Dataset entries
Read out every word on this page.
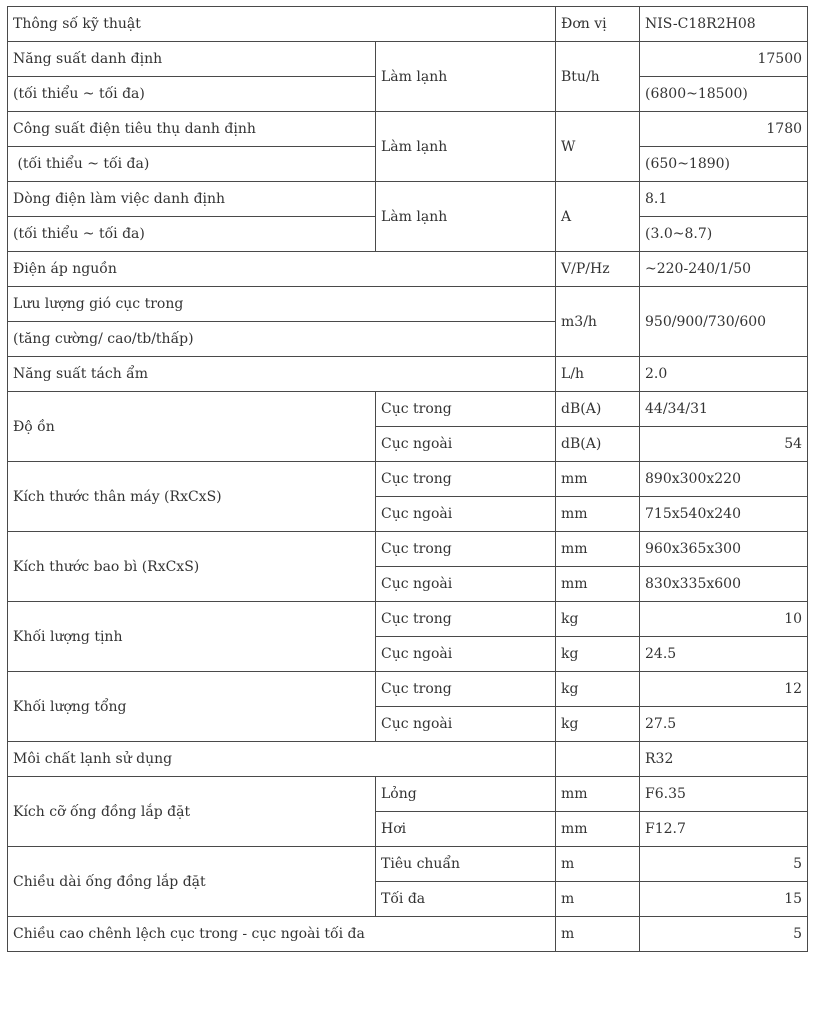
Thông số kỹ thuật		Đơn vị	NIS-C18R2H08
Năng suất danh định	Làm lạnh	Btu/h	17500
(tối thiểu ~ tối đa)			(6800~18500)
Công suất điện tiêu thụ danh định	Làm lạnh	W	1780
(tối thiểu ~ tối đa)			(650~1890)
Dòng điện làm việc danh định	Làm lạnh	A	8.1
(tối thiểu ~ tối đa)			(3.0~8.7)
Điện áp nguồn		V/P/Hz	~220-240/1/50
Lưu lượng gió cục trong		m3/h	950/900/730/600
(tăng cường/ cao/tb/thấp)			
Năng suất tách ẩm		L/h	2.0
Độ ồn	Cục trong	dB(A)	44/34/31
	Cục ngoài	dB(A)	54
Kích thước thân máy (RxCxS)	Cục trong	mm	890x300x220
	Cục ngoài	mm	715x540x240
Kích thước bao bì (RxCxS)	Cục trong	mm	960x365x300
	Cục ngoài	mm	830x335x600
Khối lượng tịnh	Cục trong	kg	10
	Cục ngoài	kg	24.5
Khối lượng tổng	Cục trong	kg	12
	Cục ngoài	kg	27.5
Môi chất lạnh sử dụng			R32
Kích cỡ ống đồng lắp đặt	Lỏng	mm	F6.35
	Hơi	mm	F12.7
Chiều dài ống đồng lắp đặt	Tiêu chuẩn	m	5
	Tối đa	m	15
Chiều cao chênh lệch cục trong - cục ngoài tối đa		m	5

▶ **EXERCISE OBJECTIVE**
Without the pictures, return the entries exactly as they appear.

▶ **PROBLEM SOLUTION**
Read out every word on this page.
Thông số kỹ thuật		Đơn vị	NIS-C18R2H08
Năng suất danh định	Làm lạnh	Btu/h	17500
(tối thiểu ~ tối đa)			(6800~18500)
Công suất điện tiêu thụ danh định	Làm lạnh	W	1780
(tối thiểu ~ tối đa)			(650~1890)
Dòng điện làm việc danh định	Làm lạnh	A	8.1
(tối thiểu ~ tối đa)			(3.0~8.7)
Điện áp nguồn		V/P/Hz	~220-240/1/50
Lưu lượng gió cục trong		m3/h	950/900/730/600
(tăng cường/ cao/tb/thấp)			
Năng suất tách ẩm		L/h	2.0
Độ ồn	Cục trong	dB(A)	44/34/31
	Cục ngoài	dB(A)	54
Kích thước thân máy (RxCxS)	Cục trong	mm	890x300x220
	Cục ngoài	mm	715x540x240
Kích thước bao bì (RxCxS)	Cục trong	mm	960x365x300
	Cục ngoài	mm	830x335x600
Khối lượng tịnh	Cục trong	kg	10
	Cục ngoài	kg	24.5
Khối lượng tổng	Cục trong	kg	12
	Cục ngoài	kg	27.5
Môi chất lạnh sử dụng			R32
Kích cỡ ống đồng lắp đặt	Lỏng	mm	F6.35
	Hơi	mm	F12.7
Chiều dài ống đồng lắp đặt	Tiêu chuẩn	m	5
	Tối đa	m	15
Chiều cao chênh lệch cục trong - cục ngoài tối đa		m	5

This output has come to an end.